TASK DESCRIPTION: Return the whole listing, keeping every character the same.

AVAILABLE DATA:
+-------+

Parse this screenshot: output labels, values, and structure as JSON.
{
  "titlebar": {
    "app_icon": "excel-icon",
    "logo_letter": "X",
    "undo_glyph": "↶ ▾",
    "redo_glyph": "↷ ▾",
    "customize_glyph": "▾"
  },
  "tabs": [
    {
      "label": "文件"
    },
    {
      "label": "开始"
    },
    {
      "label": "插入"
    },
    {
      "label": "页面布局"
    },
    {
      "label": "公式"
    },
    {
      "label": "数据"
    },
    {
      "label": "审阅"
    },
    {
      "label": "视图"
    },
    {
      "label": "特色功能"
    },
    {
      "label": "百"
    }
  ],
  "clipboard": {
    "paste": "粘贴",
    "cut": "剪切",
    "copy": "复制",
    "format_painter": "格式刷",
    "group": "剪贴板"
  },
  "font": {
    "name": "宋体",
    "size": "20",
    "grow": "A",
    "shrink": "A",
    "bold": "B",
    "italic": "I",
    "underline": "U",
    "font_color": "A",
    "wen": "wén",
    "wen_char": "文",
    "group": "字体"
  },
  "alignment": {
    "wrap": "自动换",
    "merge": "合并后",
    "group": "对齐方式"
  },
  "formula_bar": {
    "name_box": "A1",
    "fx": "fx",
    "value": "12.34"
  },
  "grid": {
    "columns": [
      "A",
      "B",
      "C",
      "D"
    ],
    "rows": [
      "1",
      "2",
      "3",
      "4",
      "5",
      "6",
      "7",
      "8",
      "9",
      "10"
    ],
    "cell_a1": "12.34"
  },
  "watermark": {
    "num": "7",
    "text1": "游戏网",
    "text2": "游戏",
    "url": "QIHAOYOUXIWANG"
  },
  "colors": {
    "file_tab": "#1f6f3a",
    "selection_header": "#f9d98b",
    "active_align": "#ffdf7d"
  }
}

+-------+

FINAL ANSWER:
Parse this screenshot: output labels, values, and structure as JSON.
{
  "titlebar": {
    "app_icon": "excel-icon",
    "logo_letter": "X",
    "undo_glyph": "↶ ▾",
    "redo_glyph": "↷ ▾",
    "customize_glyph": "▾"
  },
  "tabs": [
    {
      "label": "文件"
    },
    {
      "label": "开始"
    },
    {
      "label": "插入"
    },
    {
      "label": "页面布局"
    },
    {
      "label": "公式"
    },
    {
      "label": "数据"
    },
    {
      "label": "审阅"
    },
    {
      "label": "视图"
    },
    {
      "label": "特色功能"
    },
    {
      "label": "百"
    }
  ],
  "clipboard": {
    "paste": "粘贴",
    "cut": "剪切",
    "copy": "复制",
    "format_painter": "格式刷",
    "group": "剪贴板"
  },
  "font": {
    "name": "宋体",
    "size": "20",
    "grow": "A",
    "shrink": "A",
    "bold": "B",
    "italic": "I",
    "underline": "U",
    "font_color": "A",
    "wen": "wén",
    "wen_char": "文",
    "group": "字体"
  },
  "alignment": {
    "wrap": "自动换",
    "merge": "合并后",
    "group": "对齐方式"
  },
  "formula_bar": {
    "name_box": "A1",
    "fx": "fx",
    "value": "12.34"
  },
  "grid": {
    "columns": [
      "A",
      "B",
      "C",
      "D"
    ],
    "rows": [
      "1",
      "2",
      "3",
      "4",
      "5",
      "6",
      "7",
      "8",
      "9",
      "10"
    ],
    "cell_a1": "12.34"
  },
  "watermark": {
    "num": "7",
    "text1": "游戏网",
    "text2": "游戏",
    "url": "QIHAOYOUXIWANG"
  },
  "colors": {
    "file_tab": "#1f6f3a",
    "selection_header": "#f9d98b",
    "active_align": "#ffdf7d"
  }
}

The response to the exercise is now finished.